=== Texte d'étude ===
##########

L'économie, largement supervisée par l'État, qui fixe par exemple des prix uniques ou maximaux, connaît une expansion significative à tous les niveaux, notamment dans les domaines de l'industrie lourde et des mines. Les régions déjà industrialisées, comme la Catalogne ou le Pays basque, enregistrent des progrès notables quant à la prospérité économique et aux créations d'emplois. Le taux de main d'œuvre affectée à l'agriculture devient pour la première fois minoritaire (passant de 57 % à 45 %) et le parc automobile double en 6 ans. Le modèle de développement économique favorisant certaines zones aux dépens d'autres se trouve renforcé. Ce processus, associé à la croissance démographique, provoque d'importantes migrations intérieures dans la Péninsule.

##########

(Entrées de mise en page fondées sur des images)
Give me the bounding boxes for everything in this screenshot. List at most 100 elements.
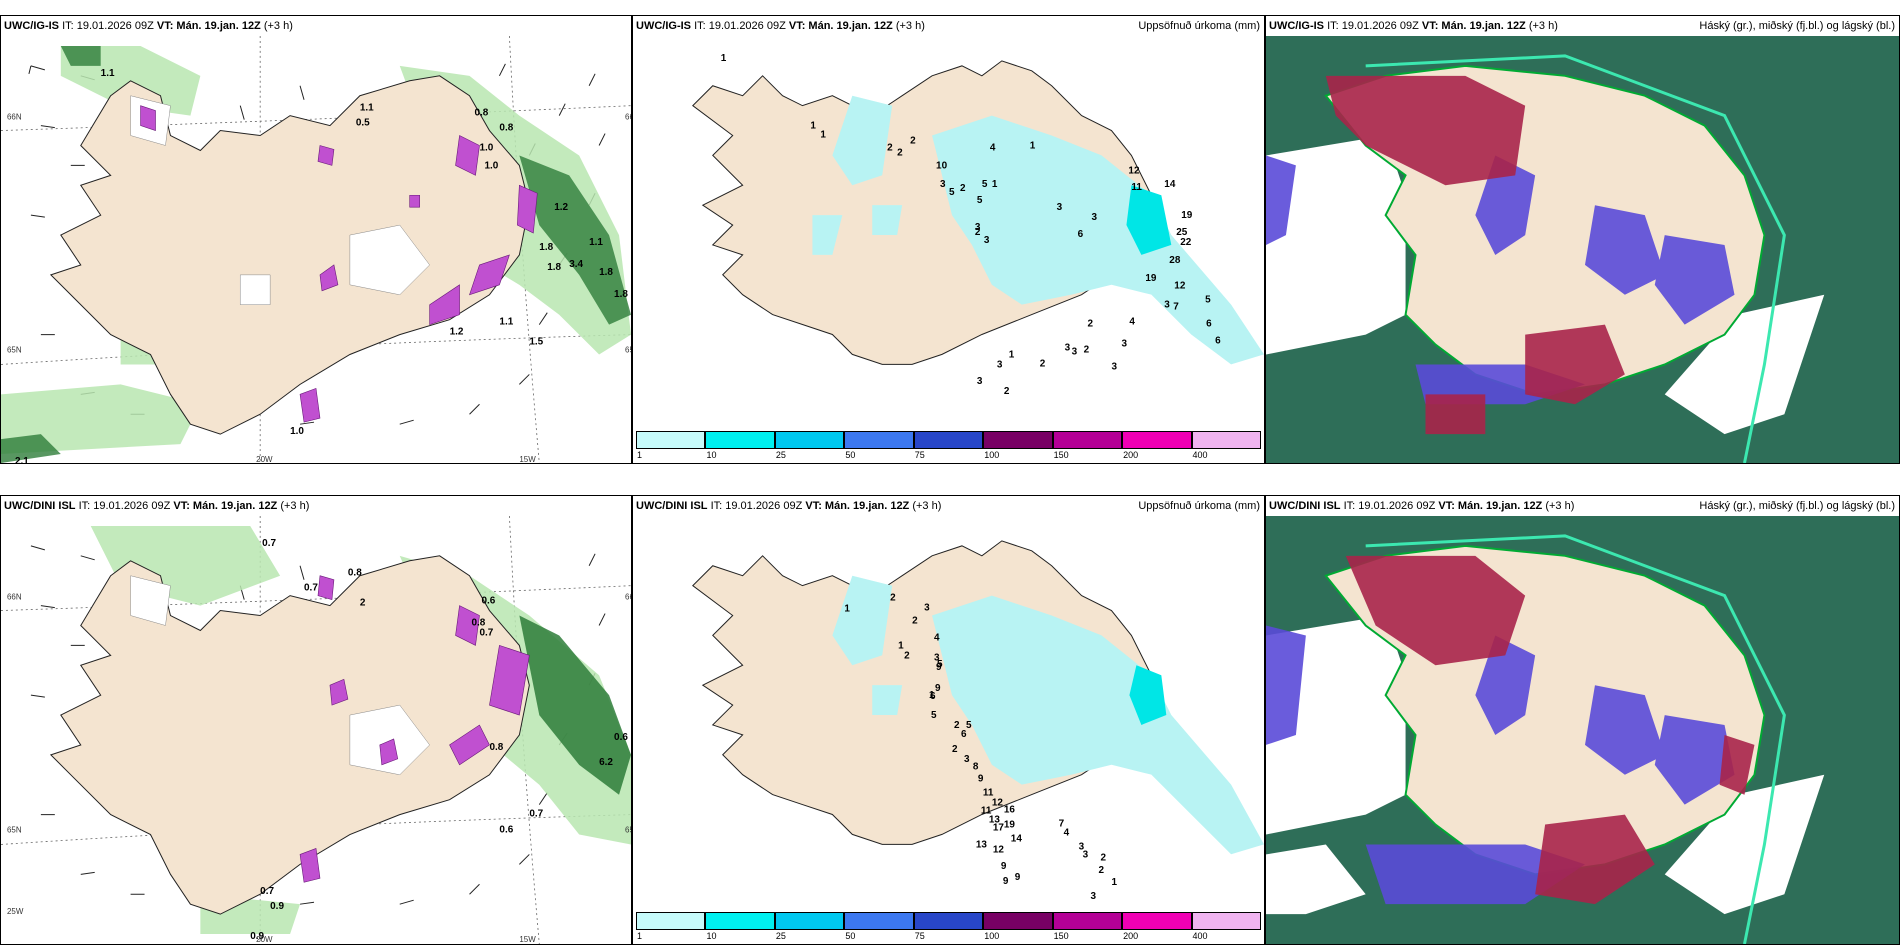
colorbar-swatch (1191, 431, 1261, 449)
init-time: IT: 19.01.2026 09Z (1343, 500, 1436, 512)
model-name: UWC/DINI ISL (636, 500, 708, 512)
value-label: 14 (1164, 179, 1176, 190)
value-label: 4 (1064, 827, 1070, 838)
value-label: 11 (981, 805, 992, 816)
value-label: 15W (519, 935, 536, 944)
value-label: 9 (936, 662, 942, 673)
high-cloud-edge (1365, 534, 1786, 944)
lead-time: (+3 h) (263, 20, 293, 32)
panel-title-right: Uppsöfnuð úrkoma (mm) (1138, 20, 1260, 32)
value-label: 3 (1057, 202, 1063, 213)
colorbar-swatch (1052, 912, 1123, 930)
value-label: 25 (1176, 227, 1188, 238)
value-label: 4 (1129, 317, 1135, 328)
value-label: 1 (929, 690, 935, 701)
low-cloud (1266, 155, 1735, 405)
value-label: 0.8 (499, 123, 513, 134)
colorbar-swatch (1191, 912, 1261, 930)
cloud-cover-map[interactable] (1266, 516, 1899, 944)
colorbar-swatch (1122, 912, 1192, 930)
model-name: UWC/IG-IS (4, 20, 59, 32)
value-label: 1 (1030, 140, 1036, 151)
panel-title-right: Háský (gr.), miðský (fj.bl.) og lágský (… (1699, 20, 1895, 32)
value-label: 65N (7, 346, 22, 355)
colorbar-tick: 1 (637, 450, 643, 460)
value-label: 5 (937, 659, 943, 670)
cloud-cover-map[interactable] (1266, 36, 1899, 463)
colorbar: 1 10 25 50 75 100 150 200 400 (636, 431, 1261, 460)
value-label: 2 (975, 227, 981, 238)
snow-shading (130, 95, 430, 305)
value-label: 5 (966, 720, 972, 731)
wind-precip-map[interactable]: 1.1 1.1 0.5 0.8 1.0 0.8 1.0 1.8 1.8 1.2 3.4 1.1 1.8 1… (1, 36, 631, 463)
colorbar-tick: 10 (706, 931, 717, 941)
valid-time: VT: Mán. 19.jan. 12Z (1438, 500, 1543, 512)
value-label: 3 (964, 754, 970, 765)
value-label: 2 (904, 650, 910, 661)
wind-precip-map[interactable]: 0.7 0.8 0.7 2 0.8 0.7 0.6 0.8 6.2 0.6 0.7 0.6 0.9 0.7… (1, 516, 631, 944)
value-label: 3 (1091, 891, 1097, 902)
value-label: 66N (625, 113, 631, 122)
value-label: 3 (1111, 361, 1117, 372)
colorbar-tick: 25 (775, 450, 786, 460)
init-time: IT: 19.01.2026 09Z (78, 500, 171, 512)
colorbar-swatch (705, 431, 775, 449)
value-label: 19 (1181, 210, 1193, 221)
iceland-land (49, 75, 530, 435)
value-label: 3 (1092, 212, 1098, 223)
value-label: 14 (1011, 833, 1023, 844)
value-label: 17 (993, 822, 1005, 833)
accumulated-precip-map[interactable]: 1 1 1 2 2 2 10 3 5 2 4 5 5 3 2 3 1 1 3 6 3 12 11 14 19 25 22 28 19 12… (633, 36, 1264, 429)
value-label: 1 (1009, 349, 1015, 360)
colorbar-swatch (983, 431, 1053, 449)
panel-header: UWC/IG-IS IT: 19.01.2026 09Z VT: Mán. 19… (1, 16, 631, 36)
value-label: 1 (844, 604, 850, 615)
valid-time: VT: Mán. 19.jan. 12Z (173, 500, 278, 512)
value-label: 5 (977, 195, 983, 206)
value-label: 3 (1072, 346, 1078, 357)
snow-shading (130, 575, 430, 776)
panel-top-precip: UWC/IG-IS IT: 19.01.2026 09Z VT: Mán. 19… (632, 15, 1265, 464)
init-time: IT: 19.01.2026 09Z (1327, 20, 1419, 32)
panel-bottom-precip: UWC/DINI ISL IT: 19.01.2026 09Z VT: Mán.… (632, 495, 1265, 945)
panel-bottom-wind: UWC/DINI ISL IT: 19.01.2026 09Z VT: Mán.… (0, 495, 632, 945)
value-label: 1 (898, 640, 904, 651)
value-label: 22 (1180, 237, 1192, 248)
model-name: UWC/DINI ISL (1269, 500, 1341, 512)
value-label: 6 (930, 691, 936, 702)
value-label: 66N (7, 113, 22, 122)
axis-labels: 66N 65N 20W 15W 65N 66N (7, 113, 631, 463)
valid-time: VT: Mán. 19.jan. 12Z (1421, 20, 1526, 32)
accumulated-precip-map[interactable]: 1 2 3 2 4 5 3 9 9 6 5 1 1 2 2 2 3 6 5 8 9 11 12 16 11 13 17 19 14 13 1… (633, 516, 1264, 910)
value-label: 6 (1215, 335, 1221, 346)
value-label: 1 (810, 121, 816, 132)
value-label: 0.8 (474, 108, 488, 119)
value-label: 1.8 (599, 267, 613, 278)
value-label: 5 (982, 179, 988, 190)
colorbar-tick: 150 (1053, 931, 1069, 941)
value-label: 3 (977, 376, 983, 387)
value-label: 1.0 (484, 160, 498, 171)
colorbar-swatch (1122, 431, 1192, 449)
precip-area (812, 95, 1264, 365)
panel-header: UWC/IG-IS IT: 19.01.2026 09Z VT: Mán. 19… (1266, 16, 1899, 36)
value-label: 1.1 (589, 237, 603, 248)
value-label: 2 (1040, 358, 1046, 369)
colorbar-swatch (913, 912, 984, 930)
value-label: 11 (1131, 182, 1142, 193)
colorbar-swatch (636, 431, 706, 449)
value-label: 0.7 (304, 583, 318, 594)
value-label: 1.0 (290, 426, 304, 437)
mid-cloud (1325, 75, 1625, 435)
value-label: 0.7 (260, 886, 274, 897)
value-label: 1.2 (450, 327, 464, 338)
value-label: 25W (7, 907, 24, 916)
value-label: 4 (934, 632, 940, 643)
value-label: 3 (924, 603, 930, 614)
heavy-precip-area (1129, 665, 1167, 725)
value-label: 5 (1205, 295, 1211, 306)
value-label: 0.7 (479, 627, 493, 638)
colorbar-tick: 75 (914, 450, 925, 460)
value-label: 0.9 (250, 931, 264, 942)
value-label: 12 (1174, 281, 1186, 292)
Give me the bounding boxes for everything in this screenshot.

##########

=== Consigne 1 ===
D'après le texte sur l'économie, comment évolue la part de la main-d'œuvre affectée à l'agriculture ?
=== Consigne 2 ===
Recopiez le passage du texte sur l'économie allant de « L'économie, largement supervisée » jusqu'à « dans la Péninsule. » inclus.

=== Corrigé 1 ===
Elle passe de 57 % à 45 % et devient pour la première fois minoritaire.

=== Corrigé 2 ===
L'économie, largement supervisée par l'État, qui fixe par exemple des prix uniques ou maximaux, connaît une expansion significative à tous les niveaux, notamment dans les domaines de l'industrie lourde et des mines. Les régions déjà industrialisées, comme la Catalogne ou le Pays basque, enregistrent des progrès notables quant à la prospérité économique et aux créations d'emplois. Le taux de main d'œuvre affectée à l'agriculture devient pour la première fois minoritaire (passant de 57 % à 45 %) et le parc automobile double en 6 ans. Le modèle de développement économique favorisant certaines zones aux dépens d'autres se trouve renforcé. Ce processus, associé à la croissance démographique, provoque d'importantes migrations intérieures dans la Péninsule.